→ **TASK TO COMPLETE**
When a line in the entries below contains the word "most", copy that line.

[Document layout analysis data]
•••

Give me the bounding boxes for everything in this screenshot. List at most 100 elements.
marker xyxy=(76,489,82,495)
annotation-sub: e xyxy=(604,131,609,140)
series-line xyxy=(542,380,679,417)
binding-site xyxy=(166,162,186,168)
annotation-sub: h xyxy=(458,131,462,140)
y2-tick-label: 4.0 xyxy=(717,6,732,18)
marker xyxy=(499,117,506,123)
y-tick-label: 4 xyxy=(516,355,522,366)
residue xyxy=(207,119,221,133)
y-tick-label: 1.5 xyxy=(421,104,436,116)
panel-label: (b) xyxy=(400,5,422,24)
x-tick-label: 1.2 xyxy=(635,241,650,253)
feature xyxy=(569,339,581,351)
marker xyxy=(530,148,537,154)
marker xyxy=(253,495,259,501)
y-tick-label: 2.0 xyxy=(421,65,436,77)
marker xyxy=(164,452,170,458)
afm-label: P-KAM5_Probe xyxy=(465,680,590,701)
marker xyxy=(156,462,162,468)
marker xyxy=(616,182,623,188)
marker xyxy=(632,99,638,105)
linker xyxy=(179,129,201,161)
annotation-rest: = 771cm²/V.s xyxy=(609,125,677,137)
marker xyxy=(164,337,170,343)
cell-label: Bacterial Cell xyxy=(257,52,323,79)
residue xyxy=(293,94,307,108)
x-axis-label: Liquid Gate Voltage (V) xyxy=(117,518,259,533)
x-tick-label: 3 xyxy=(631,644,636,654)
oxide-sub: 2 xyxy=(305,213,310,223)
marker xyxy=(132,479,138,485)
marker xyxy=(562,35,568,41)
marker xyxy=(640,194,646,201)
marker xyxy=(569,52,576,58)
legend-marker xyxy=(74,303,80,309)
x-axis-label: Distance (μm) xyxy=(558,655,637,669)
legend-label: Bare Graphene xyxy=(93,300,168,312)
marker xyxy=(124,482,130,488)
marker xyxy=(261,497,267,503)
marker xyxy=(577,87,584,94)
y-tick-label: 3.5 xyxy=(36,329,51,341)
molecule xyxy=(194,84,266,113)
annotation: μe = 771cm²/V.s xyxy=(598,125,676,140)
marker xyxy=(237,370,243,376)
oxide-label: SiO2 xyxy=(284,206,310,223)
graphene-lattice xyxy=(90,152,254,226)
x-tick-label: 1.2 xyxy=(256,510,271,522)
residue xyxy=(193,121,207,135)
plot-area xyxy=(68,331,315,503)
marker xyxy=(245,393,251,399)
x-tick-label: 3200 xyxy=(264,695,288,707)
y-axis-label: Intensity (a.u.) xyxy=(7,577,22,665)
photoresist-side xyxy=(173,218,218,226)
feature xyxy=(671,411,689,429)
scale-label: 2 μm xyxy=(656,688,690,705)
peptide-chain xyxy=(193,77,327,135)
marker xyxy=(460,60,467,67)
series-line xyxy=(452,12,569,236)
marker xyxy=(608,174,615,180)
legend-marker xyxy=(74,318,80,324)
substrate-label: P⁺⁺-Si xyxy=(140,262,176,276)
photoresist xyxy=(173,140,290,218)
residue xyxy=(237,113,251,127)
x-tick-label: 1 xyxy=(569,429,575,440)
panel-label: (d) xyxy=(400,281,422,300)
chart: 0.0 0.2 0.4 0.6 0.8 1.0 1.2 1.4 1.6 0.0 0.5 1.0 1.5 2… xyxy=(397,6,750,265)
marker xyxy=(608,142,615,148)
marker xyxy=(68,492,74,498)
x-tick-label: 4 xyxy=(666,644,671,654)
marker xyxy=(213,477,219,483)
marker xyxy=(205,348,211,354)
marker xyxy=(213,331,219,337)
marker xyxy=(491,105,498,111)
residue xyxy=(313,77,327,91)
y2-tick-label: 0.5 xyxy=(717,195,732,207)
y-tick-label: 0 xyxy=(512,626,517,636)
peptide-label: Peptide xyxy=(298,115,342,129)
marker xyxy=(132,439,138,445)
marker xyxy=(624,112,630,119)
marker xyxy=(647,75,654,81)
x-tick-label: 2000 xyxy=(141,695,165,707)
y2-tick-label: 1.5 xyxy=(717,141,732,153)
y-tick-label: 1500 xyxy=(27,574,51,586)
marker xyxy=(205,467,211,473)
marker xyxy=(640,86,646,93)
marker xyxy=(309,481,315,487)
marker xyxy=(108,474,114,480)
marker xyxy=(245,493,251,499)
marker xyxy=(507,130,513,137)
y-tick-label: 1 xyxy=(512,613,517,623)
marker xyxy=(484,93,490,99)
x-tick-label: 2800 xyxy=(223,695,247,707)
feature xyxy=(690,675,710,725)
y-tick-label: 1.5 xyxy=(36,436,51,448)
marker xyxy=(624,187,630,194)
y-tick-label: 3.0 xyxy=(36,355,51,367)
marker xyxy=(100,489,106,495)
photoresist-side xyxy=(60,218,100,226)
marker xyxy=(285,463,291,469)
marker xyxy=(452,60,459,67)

•••

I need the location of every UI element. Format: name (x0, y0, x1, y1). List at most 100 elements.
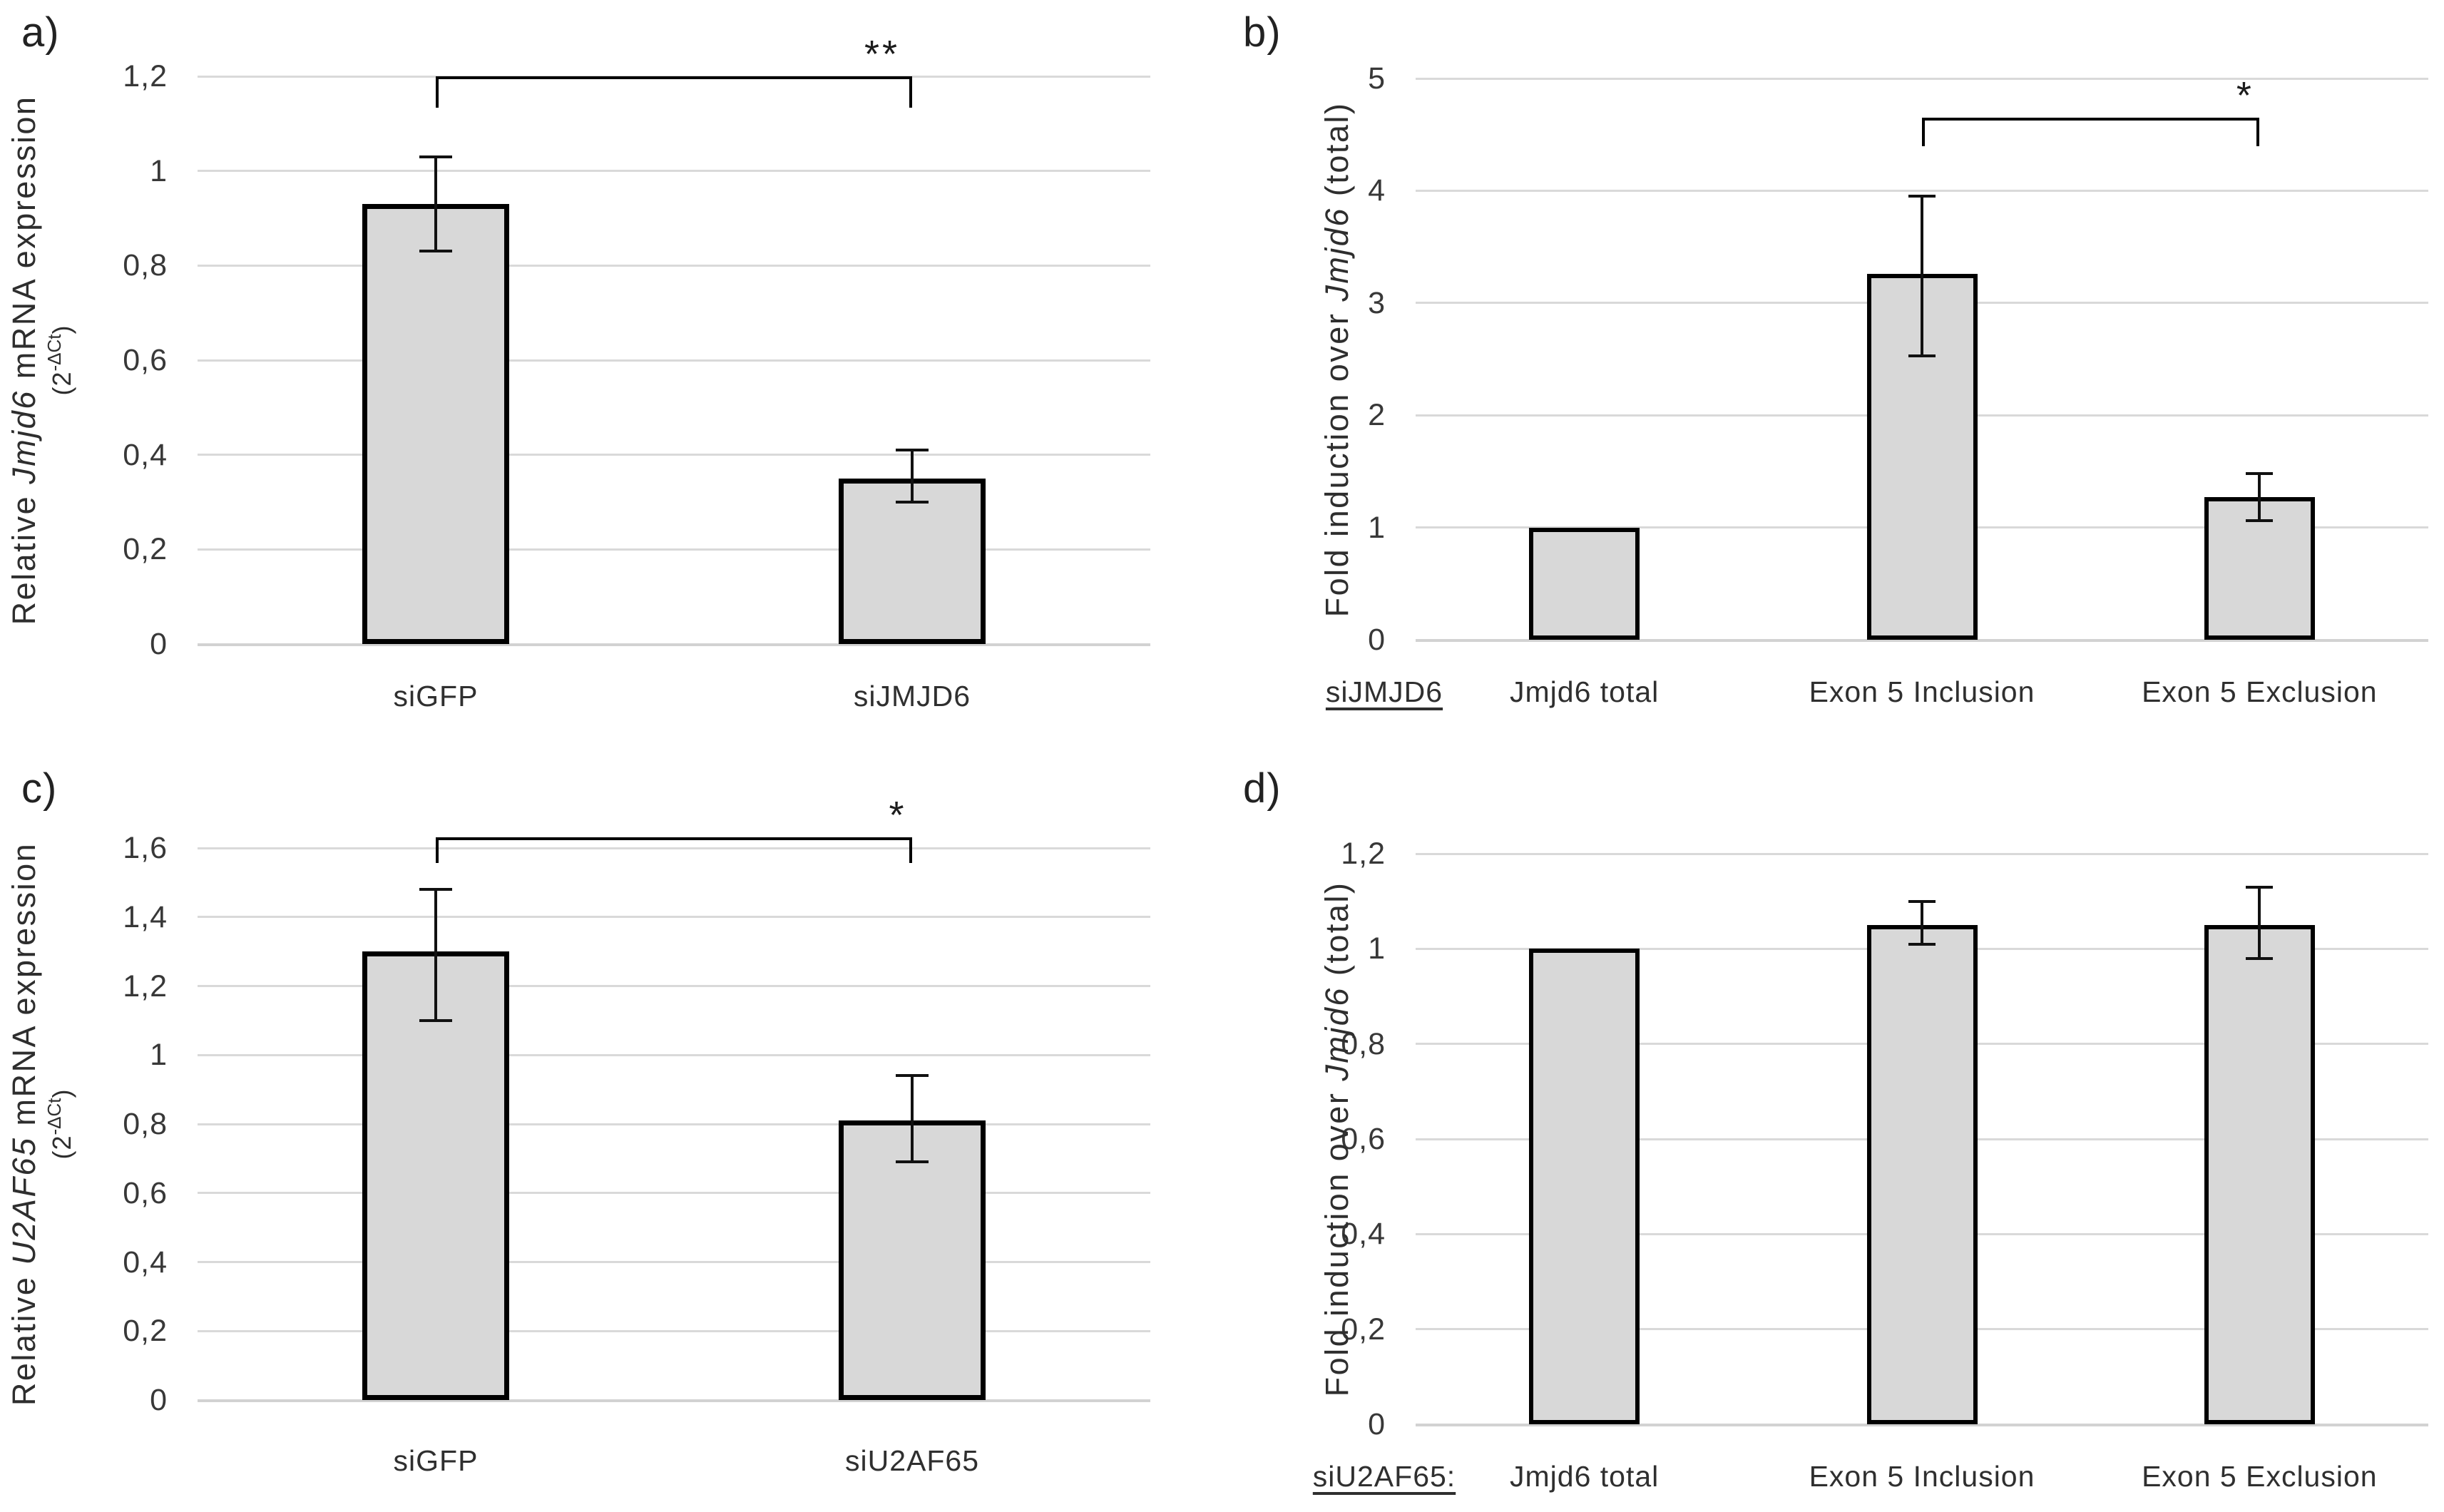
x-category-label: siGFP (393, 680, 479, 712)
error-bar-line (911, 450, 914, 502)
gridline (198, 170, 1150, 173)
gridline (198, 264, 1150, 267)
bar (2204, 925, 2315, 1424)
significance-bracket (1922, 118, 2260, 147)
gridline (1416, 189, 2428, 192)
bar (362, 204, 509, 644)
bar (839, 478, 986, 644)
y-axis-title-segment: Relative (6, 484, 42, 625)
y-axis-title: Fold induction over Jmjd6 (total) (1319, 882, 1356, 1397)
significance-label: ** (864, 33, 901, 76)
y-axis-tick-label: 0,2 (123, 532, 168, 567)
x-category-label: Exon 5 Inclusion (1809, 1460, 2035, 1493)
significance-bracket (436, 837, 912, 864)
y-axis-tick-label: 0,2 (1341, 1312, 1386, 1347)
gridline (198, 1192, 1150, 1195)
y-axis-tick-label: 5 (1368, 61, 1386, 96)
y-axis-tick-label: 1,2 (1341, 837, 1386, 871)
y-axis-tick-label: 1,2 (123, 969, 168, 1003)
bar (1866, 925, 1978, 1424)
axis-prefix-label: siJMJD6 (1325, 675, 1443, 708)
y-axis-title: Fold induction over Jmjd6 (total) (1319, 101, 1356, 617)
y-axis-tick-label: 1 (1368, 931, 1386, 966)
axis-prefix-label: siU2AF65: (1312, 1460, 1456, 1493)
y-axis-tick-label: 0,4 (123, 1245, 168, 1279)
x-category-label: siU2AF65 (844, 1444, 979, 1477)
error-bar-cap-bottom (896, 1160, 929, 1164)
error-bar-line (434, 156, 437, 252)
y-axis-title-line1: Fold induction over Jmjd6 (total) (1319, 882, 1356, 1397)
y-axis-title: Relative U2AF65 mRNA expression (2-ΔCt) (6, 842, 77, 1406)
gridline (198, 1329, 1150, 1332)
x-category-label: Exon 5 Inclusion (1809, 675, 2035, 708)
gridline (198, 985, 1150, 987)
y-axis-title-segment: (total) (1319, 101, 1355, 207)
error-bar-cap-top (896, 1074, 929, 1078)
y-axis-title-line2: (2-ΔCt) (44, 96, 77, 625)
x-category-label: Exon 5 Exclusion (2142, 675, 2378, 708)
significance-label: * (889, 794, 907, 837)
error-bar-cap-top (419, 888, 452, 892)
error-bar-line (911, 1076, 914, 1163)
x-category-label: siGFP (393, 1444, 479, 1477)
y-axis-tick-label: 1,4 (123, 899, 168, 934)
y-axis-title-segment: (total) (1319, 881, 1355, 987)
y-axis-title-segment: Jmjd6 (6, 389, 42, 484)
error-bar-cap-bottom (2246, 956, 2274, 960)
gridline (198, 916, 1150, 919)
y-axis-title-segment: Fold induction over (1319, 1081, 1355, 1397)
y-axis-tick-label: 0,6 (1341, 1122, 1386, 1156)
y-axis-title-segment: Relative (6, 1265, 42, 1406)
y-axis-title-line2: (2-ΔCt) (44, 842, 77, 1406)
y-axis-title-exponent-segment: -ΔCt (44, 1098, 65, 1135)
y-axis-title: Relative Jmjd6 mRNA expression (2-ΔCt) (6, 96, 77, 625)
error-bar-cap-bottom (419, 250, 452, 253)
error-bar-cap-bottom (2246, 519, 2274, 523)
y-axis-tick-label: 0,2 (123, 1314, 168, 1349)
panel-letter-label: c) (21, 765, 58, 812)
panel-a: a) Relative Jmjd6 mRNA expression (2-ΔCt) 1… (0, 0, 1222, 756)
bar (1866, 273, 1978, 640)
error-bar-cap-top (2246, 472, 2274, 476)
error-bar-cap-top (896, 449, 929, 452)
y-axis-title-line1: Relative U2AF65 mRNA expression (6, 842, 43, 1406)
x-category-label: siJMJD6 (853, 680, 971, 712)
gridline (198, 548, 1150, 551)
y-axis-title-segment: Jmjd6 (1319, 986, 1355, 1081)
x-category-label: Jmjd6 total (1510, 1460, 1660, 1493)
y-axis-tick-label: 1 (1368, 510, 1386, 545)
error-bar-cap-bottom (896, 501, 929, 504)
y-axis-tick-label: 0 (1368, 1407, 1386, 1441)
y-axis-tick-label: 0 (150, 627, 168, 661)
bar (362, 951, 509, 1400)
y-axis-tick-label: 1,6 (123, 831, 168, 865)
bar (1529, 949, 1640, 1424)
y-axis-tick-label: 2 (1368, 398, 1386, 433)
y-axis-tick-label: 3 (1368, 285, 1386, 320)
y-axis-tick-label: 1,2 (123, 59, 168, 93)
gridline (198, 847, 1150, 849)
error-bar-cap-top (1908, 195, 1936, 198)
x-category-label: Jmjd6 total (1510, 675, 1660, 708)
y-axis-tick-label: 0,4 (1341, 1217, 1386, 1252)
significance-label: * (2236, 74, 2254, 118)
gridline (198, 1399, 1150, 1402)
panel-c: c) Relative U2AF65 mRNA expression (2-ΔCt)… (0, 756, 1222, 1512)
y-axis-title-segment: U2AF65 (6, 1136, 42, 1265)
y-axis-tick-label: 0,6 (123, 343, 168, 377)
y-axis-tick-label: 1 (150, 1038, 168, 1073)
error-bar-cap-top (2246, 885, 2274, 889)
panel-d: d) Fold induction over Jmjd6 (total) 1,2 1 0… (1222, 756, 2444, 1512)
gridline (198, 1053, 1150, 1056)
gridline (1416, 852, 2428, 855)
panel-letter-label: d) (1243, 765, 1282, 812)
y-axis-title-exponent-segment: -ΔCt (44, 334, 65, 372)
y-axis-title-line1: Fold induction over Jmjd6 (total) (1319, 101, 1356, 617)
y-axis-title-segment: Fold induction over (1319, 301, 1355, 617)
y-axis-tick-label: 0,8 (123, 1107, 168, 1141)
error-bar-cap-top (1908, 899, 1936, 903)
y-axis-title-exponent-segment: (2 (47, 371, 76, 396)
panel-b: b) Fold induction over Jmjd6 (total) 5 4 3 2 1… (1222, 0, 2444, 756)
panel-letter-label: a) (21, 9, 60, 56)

•••

→ **EXERCISE ANSWER**
Give me the bounding boxes for everything in this screenshot. List at most 100 elements.
I need the location of every UI element. Format: name (x0, y0, x1, y1). List at most 100 elements.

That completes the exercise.